### BRIEF
Your answer should be a single number: how many lines in the data below hold the string "ADMINISTRADOR".

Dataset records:
+ + +

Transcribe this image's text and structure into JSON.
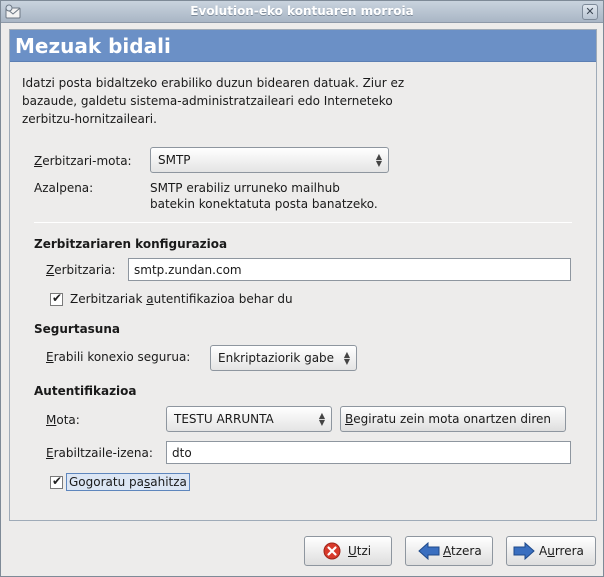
{
  "window": {
    "title": "Evolution-eko kontuaren morroia",
    "icon": "mail-icon",
    "close_icon": "close-icon"
  },
  "page": {
    "title": "Mezuak bidali",
    "intro": "Idatzi posta bidaltzeko erabiliko duzun bidearen datuak. Ziur ez bazaude, galdetu sistema-administratzaileari edo Interneteko zerbitzu-hornitzaileari."
  },
  "server_type": {
    "label_mnemonic": "Z",
    "label_rest": "erbitzari-mota:",
    "value": "SMTP",
    "desc_label": "Azalpena:",
    "desc_line1": "SMTP erabiliz urruneko mailhub",
    "desc_line2": "batekin konektatuta posta banatzeko."
  },
  "server_config": {
    "heading": "Zerbitzariaren konfigurazioa",
    "server_label_mnemonic": "Z",
    "server_label_rest": "erbitzaria:",
    "server_value": "smtp.zundan.com",
    "auth_check_pre": "Zerbitzariak ",
    "auth_check_mnemonic": "a",
    "auth_check_post": "utentifikazioa behar du",
    "auth_checked": true
  },
  "security": {
    "heading": "Segurtasuna",
    "label_mnemonic": "E",
    "label_rest": "rabili konexio segurua:",
    "value": "Enkriptaziorik gabe"
  },
  "authentication": {
    "heading": "Autentifikazioa",
    "type_label_mnemonic": "M",
    "type_label_rest": "ota:",
    "type_value": "TESTU ARRUNTA",
    "check_button_mnemonic": "B",
    "check_button_rest": "egiratu zein mota onartzen diren",
    "username_label_mnemonic": "E",
    "username_label_rest": "rabiltzaile-izena:",
    "username_value": "dto",
    "remember_pre": "Gogoratu pa",
    "remember_mnemonic": "s",
    "remember_post": "ahitza",
    "remember_checked": true
  },
  "buttons": {
    "cancel_mnemonic": "U",
    "cancel_rest": "tzi",
    "back_mnemonic": "A",
    "back_rest": "tzera",
    "forward_pre": "A",
    "forward_mnemonic": "u",
    "forward_rest": "rrera"
  },
  "colors": {
    "header": "#6b90c6",
    "cancel": "#d83a2b",
    "arrow": "#3a6fc0"
  }
}
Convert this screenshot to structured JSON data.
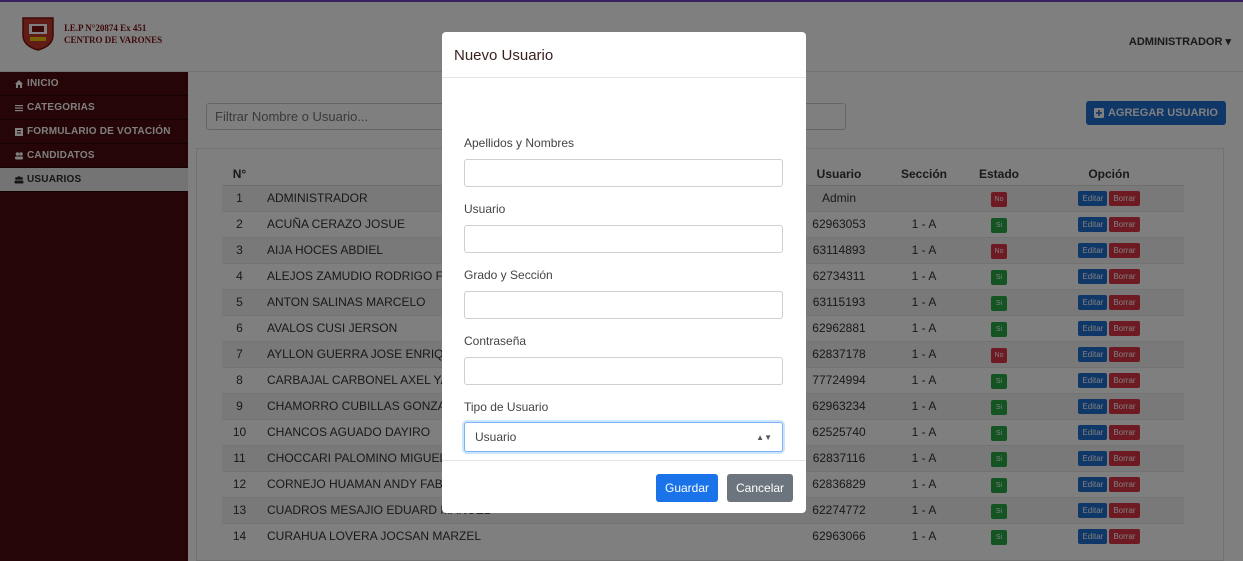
{
  "brand": {
    "line1": "I.E.P N°20874 Ex 451",
    "line2": "CENTRO DE VARONES",
    "logo_icon": "school-crest-icon"
  },
  "header": {
    "user_menu": "ADMINISTRADOR ▾"
  },
  "sidebar": {
    "items": [
      {
        "label": "INICIO",
        "icon": "home-icon"
      },
      {
        "label": "CATEGORIAS",
        "icon": "list-icon"
      },
      {
        "label": "FORMULARIO DE VOTACIÓN",
        "icon": "form-icon"
      },
      {
        "label": "CANDIDATOS",
        "icon": "group-icon"
      },
      {
        "label": "USUARIOS",
        "icon": "users-icon",
        "active": true
      }
    ]
  },
  "search": {
    "placeholder": "Filtrar Nombre o Usuario..."
  },
  "toolbar": {
    "add_label": "AGREGAR USUARIO"
  },
  "table": {
    "headers": [
      "N°",
      "",
      "Usuario",
      "Sección",
      "Estado",
      "Opción"
    ],
    "edit_label": "Editar",
    "delete_label": "Borrar",
    "rows": [
      {
        "n": "1",
        "name": "ADMINISTRADOR",
        "user": "Admin",
        "section": "",
        "status": "No"
      },
      {
        "n": "2",
        "name": "ACUÑA CERAZO JOSUE",
        "user": "62963053",
        "section": "1 - A",
        "status": "Si"
      },
      {
        "n": "3",
        "name": "AIJA HOCES ABDIEL",
        "user": "63114893",
        "section": "1 - A",
        "status": "No"
      },
      {
        "n": "4",
        "name": "ALEJOS ZAMUDIO RODRIGO FABI",
        "user": "62734311",
        "section": "1 - A",
        "status": "Si"
      },
      {
        "n": "5",
        "name": "ANTON SALINAS MARCELO",
        "user": "63115193",
        "section": "1 - A",
        "status": "Si"
      },
      {
        "n": "6",
        "name": "AVALOS CUSI JERSON",
        "user": "62962881",
        "section": "1 - A",
        "status": "Si"
      },
      {
        "n": "7",
        "name": "AYLLON GUERRA JOSE ENRIQUE",
        "user": "62837178",
        "section": "1 - A",
        "status": "No"
      },
      {
        "n": "8",
        "name": "CARBAJAL CARBONEL AXEL YAEL",
        "user": "77724994",
        "section": "1 - A",
        "status": "Si"
      },
      {
        "n": "9",
        "name": "CHAMORRO CUBILLAS GONZALO",
        "user": "62963234",
        "section": "1 - A",
        "status": "Si"
      },
      {
        "n": "10",
        "name": "CHANCOS AGUADO DAYIRO",
        "user": "62525740",
        "section": "1 - A",
        "status": "Si"
      },
      {
        "n": "11",
        "name": "CHOCCARI PALOMINO MIGUEL G",
        "user": "62837116",
        "section": "1 - A",
        "status": "Si"
      },
      {
        "n": "12",
        "name": "CORNEJO HUAMAN ANDY FABRIC",
        "user": "62836829",
        "section": "1 - A",
        "status": "Si"
      },
      {
        "n": "13",
        "name": "CUADROS MESAJIO EDUARD MANUEL",
        "user": "62274772",
        "section": "1 - A",
        "status": "Si"
      },
      {
        "n": "14",
        "name": "CURAHUA LOVERA JOCSAN MARZEL",
        "user": "62963066",
        "section": "1 - A",
        "status": "Si"
      }
    ]
  },
  "modal": {
    "title": "Nuevo Usuario",
    "fields": {
      "names": "Apellidos y Nombres",
      "user": "Usuario",
      "grade": "Grado y Sección",
      "password": "Contraseña",
      "type": "Tipo de Usuario"
    },
    "type_value": "Usuario",
    "save_label": "Guardar",
    "cancel_label": "Cancelar"
  },
  "colors": {
    "sidebar_bg": "#4a0a0a",
    "primary": "#1a73e8",
    "success": "#28a745",
    "danger": "#dc3545",
    "secondary": "#6c757d"
  }
}
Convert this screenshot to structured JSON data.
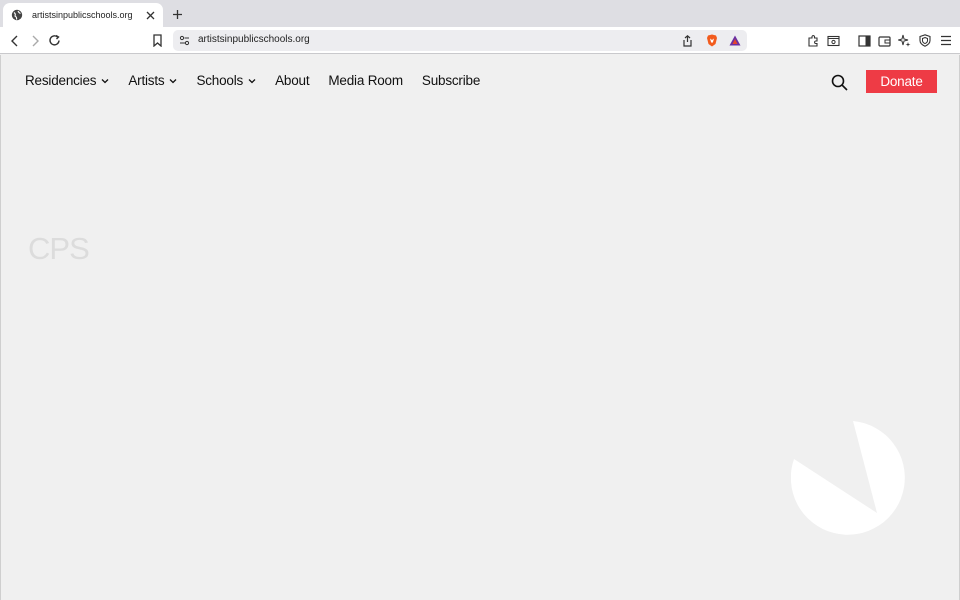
{
  "browser": {
    "tab_title": "artistsinpublicschools.org",
    "address": "artistsinpublicschools.org"
  },
  "site": {
    "nav_items": [
      "Residencies",
      "Artists",
      "Schools",
      "About",
      "Media Room",
      "Subscribe"
    ],
    "donate_label": "Donate",
    "hero_text": "CPS"
  },
  "colors": {
    "accent": "#ee3b45",
    "page_bg": "#f0f0f0"
  },
  "icons": {
    "tab_favicon": "globe-icon",
    "search": "search-icon",
    "logo": "circle-slice-logo"
  }
}
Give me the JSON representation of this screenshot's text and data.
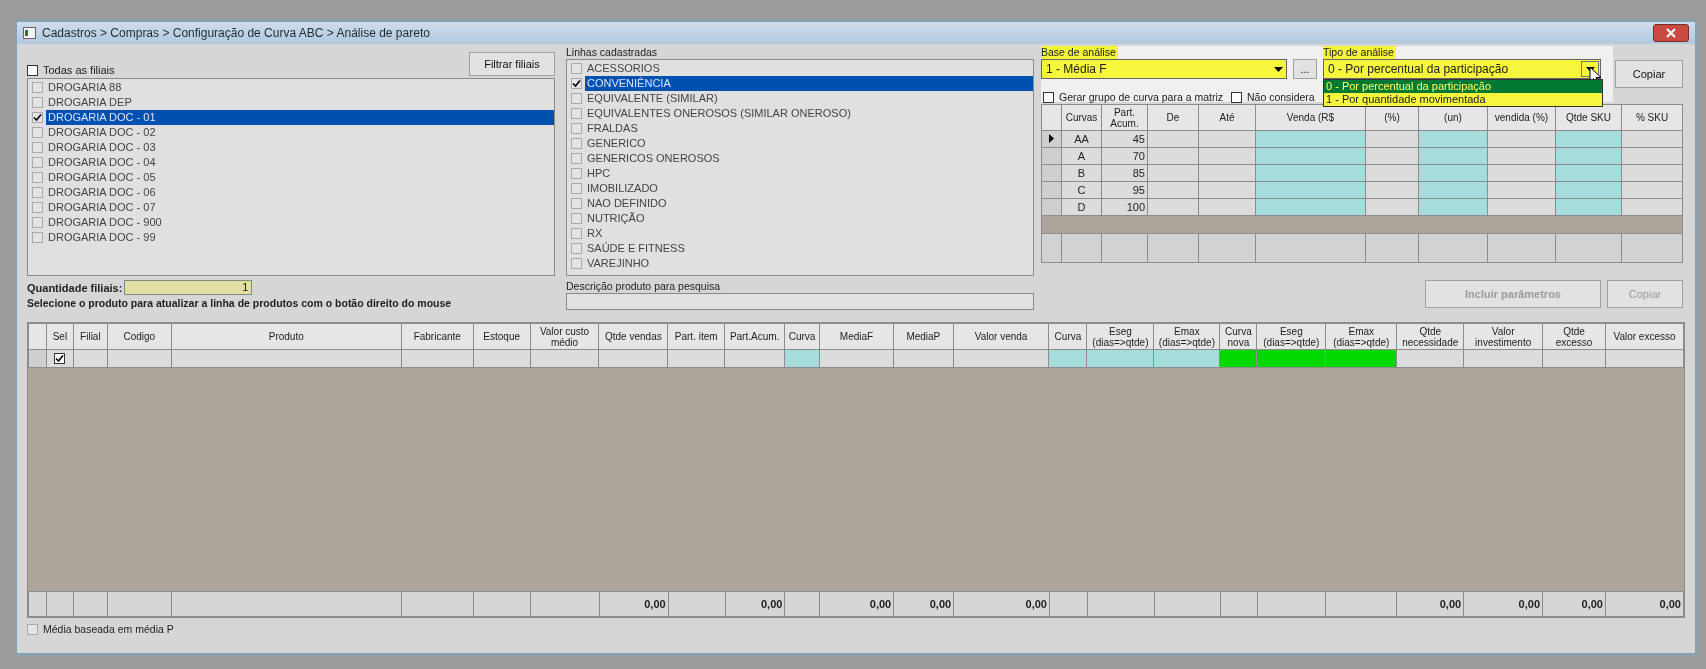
{
  "window": {
    "title": "Cadastros > Compras > Configuração de Curva ABC > Análise de pareto"
  },
  "branches": {
    "all_checkbox": {
      "label": "Todas as filiais",
      "checked": false
    },
    "filter_button": "Filtrar filiais",
    "items": [
      {
        "label": "DROGARIA 88",
        "checked": false,
        "selected": false
      },
      {
        "label": "DROGARIA DEP",
        "checked": false,
        "selected": false
      },
      {
        "label": "DROGARIA DOC - 01",
        "checked": true,
        "selected": true
      },
      {
        "label": "DROGARIA DOC - 02",
        "checked": false,
        "selected": false
      },
      {
        "label": "DROGARIA DOC - 03",
        "checked": false,
        "selected": false
      },
      {
        "label": "DROGARIA DOC - 04",
        "checked": false,
        "selected": false
      },
      {
        "label": "DROGARIA DOC - 05",
        "checked": false,
        "selected": false
      },
      {
        "label": "DROGARIA DOC - 06",
        "checked": false,
        "selected": false
      },
      {
        "label": "DROGARIA DOC - 07",
        "checked": false,
        "selected": false
      },
      {
        "label": "DROGARIA DOC - 900",
        "checked": false,
        "selected": false
      },
      {
        "label": "DROGARIA DOC - 99",
        "checked": false,
        "selected": false
      }
    ],
    "count_label": "Quantidade filiais:",
    "count_value": "1"
  },
  "instruction": "Selecione o produto para atualizar a linha de produtos com o botão direito do mouse",
  "lines": {
    "label": "Linhas cadastradas",
    "items": [
      {
        "label": "ACESSORIOS",
        "checked": false,
        "selected": false
      },
      {
        "label": "CONVENIÊNCIA",
        "checked": true,
        "selected": true
      },
      {
        "label": "EQUIVALENTE (SIMILAR)",
        "checked": false,
        "selected": false
      },
      {
        "label": "EQUIVALENTES ONEROSOS (SIMILAR ONEROSO)",
        "checked": false,
        "selected": false
      },
      {
        "label": "FRALDAS",
        "checked": false,
        "selected": false
      },
      {
        "label": "GENERICO",
        "checked": false,
        "selected": false
      },
      {
        "label": "GENERICOS ONEROSOS",
        "checked": false,
        "selected": false
      },
      {
        "label": "HPC",
        "checked": false,
        "selected": false
      },
      {
        "label": "IMOBILIZADO",
        "checked": false,
        "selected": false
      },
      {
        "label": "NAO DEFINIDO",
        "checked": false,
        "selected": false
      },
      {
        "label": "NUTRIÇÃO",
        "checked": false,
        "selected": false
      },
      {
        "label": "RX",
        "checked": false,
        "selected": false
      },
      {
        "label": "SAÚDE E FITNESS",
        "checked": false,
        "selected": false
      },
      {
        "label": "VAREJINHO",
        "checked": false,
        "selected": false
      }
    ]
  },
  "search": {
    "label": "Descrição produto para pesquisa"
  },
  "analysis_base": {
    "label": "Base de análise",
    "value": "1 - Média F",
    "more_button": "..."
  },
  "analysis_type": {
    "label": "Tipo de análise",
    "value": "0 - Por percentual da participação",
    "expanded": true,
    "options": [
      {
        "label": "0 - Por percentual da participação",
        "selected": true
      },
      {
        "label": "1 - Por quantidade movimentada",
        "selected": false
      }
    ]
  },
  "copy_button": {
    "label": "Copiar",
    "disabled": false
  },
  "options": [
    {
      "label": "Gerar grupo de curva para a matriz",
      "checked": false
    },
    {
      "label": "Não considera",
      "checked": false
    }
  ],
  "curve_grid": {
    "columns": [
      {
        "label": "Curvas"
      },
      {
        "label": "Part. Acum."
      },
      {
        "label": "De"
      },
      {
        "label": "Até"
      },
      {
        "label": "Venda (R$",
        "color": "#a6dcdc"
      },
      {
        "label": "(%)"
      },
      {
        "label": "(un)",
        "color": "#a6dcdc"
      },
      {
        "label": "vendida (%)"
      },
      {
        "label": "Qtde SKU",
        "color": "#a6dcdc"
      },
      {
        "label": "% SKU"
      }
    ],
    "rows": [
      {
        "curve": "AA",
        "share": "45",
        "current": true
      },
      {
        "curve": "A",
        "share": "70",
        "current": false
      },
      {
        "curve": "B",
        "share": "85",
        "current": false
      },
      {
        "curve": "C",
        "share": "95",
        "current": false
      },
      {
        "curve": "D",
        "share": "100",
        "current": false
      }
    ]
  },
  "params_button": {
    "label": "Incluir parâmetros",
    "disabled": true
  },
  "copy_button_2": {
    "label": "Copiar",
    "disabled": true
  },
  "products": {
    "columns": [
      {
        "label": "Sel"
      },
      {
        "label": "Filial"
      },
      {
        "label": "Codigo"
      },
      {
        "label": "Produto"
      },
      {
        "label": "Fabricante"
      },
      {
        "label": "Estoque"
      },
      {
        "label": "Valor custo médio"
      },
      {
        "label": "Qtde vendas",
        "total": "0,00"
      },
      {
        "label": "Part. item"
      },
      {
        "label": "Part.Acum.",
        "total": "0,00"
      },
      {
        "label": "Curva",
        "color": "#a6dcdc"
      },
      {
        "label": "MediaF",
        "total": "0,00"
      },
      {
        "label": "MediaP",
        "total": "0,00"
      },
      {
        "label": "Valor venda",
        "total": "0,00"
      },
      {
        "label": "Curva",
        "color": "#a6dcdc"
      },
      {
        "label": "Eseg (dias=>qtde)",
        "color": "#a6dcdc"
      },
      {
        "label": "Emax (dias=>qtde)",
        "color": "#a6dcdc"
      },
      {
        "label": "Curva nova",
        "color": "#00d800"
      },
      {
        "label": "Eseg (dias=>qtde)",
        "color": "#00d800"
      },
      {
        "label": "Emax (dias=>qtde)",
        "color": "#00d800"
      },
      {
        "label": "Qtde necessidade",
        "total": "0,00"
      },
      {
        "label": "Valor investimento",
        "total": "0,00"
      },
      {
        "label": "Qtde excesso",
        "total": "0,00"
      },
      {
        "label": "Valor excesso",
        "total": "0,00"
      }
    ],
    "rows": [
      {
        "sel": true
      }
    ]
  },
  "footer_checkbox": {
    "label": "Média baseada em média P",
    "checked": false
  }
}
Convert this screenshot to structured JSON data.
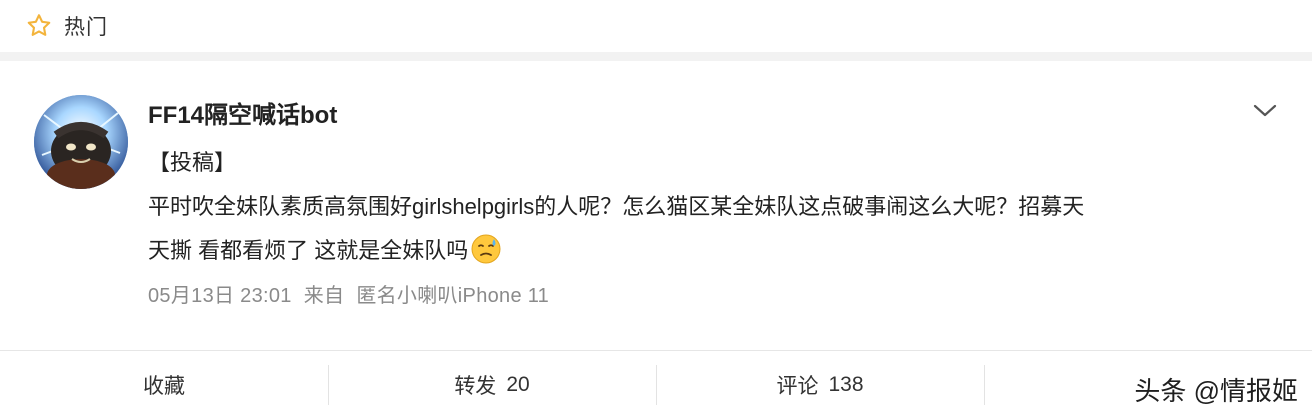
{
  "topbar": {
    "label": "热门",
    "icon": "star-outline-icon",
    "accent": "#f3b43c"
  },
  "post": {
    "username": "FF14隔空喊话bot",
    "tag": "【投稿】",
    "line1": "平时吹全妹队素质高氛围好girlshelpgirls的人呢？怎么猫区某全妹队这点破事闹这么大呢？招募天",
    "line2": "天撕 看都看烦了 这就是全妹队吗",
    "emoji": "sweat-face-emoji",
    "time": "05月13日 23:01",
    "source_prefix": "来自",
    "source": "匿名小喇叭iPhone 11"
  },
  "actions": {
    "favorite": "收藏",
    "repost_label": "转发",
    "repost_count": "20",
    "comment_label": "评论",
    "comment_count": "138"
  },
  "watermark": "头条 @情报姬"
}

+ + +

### ANSWER TO THIS EXERCISE
2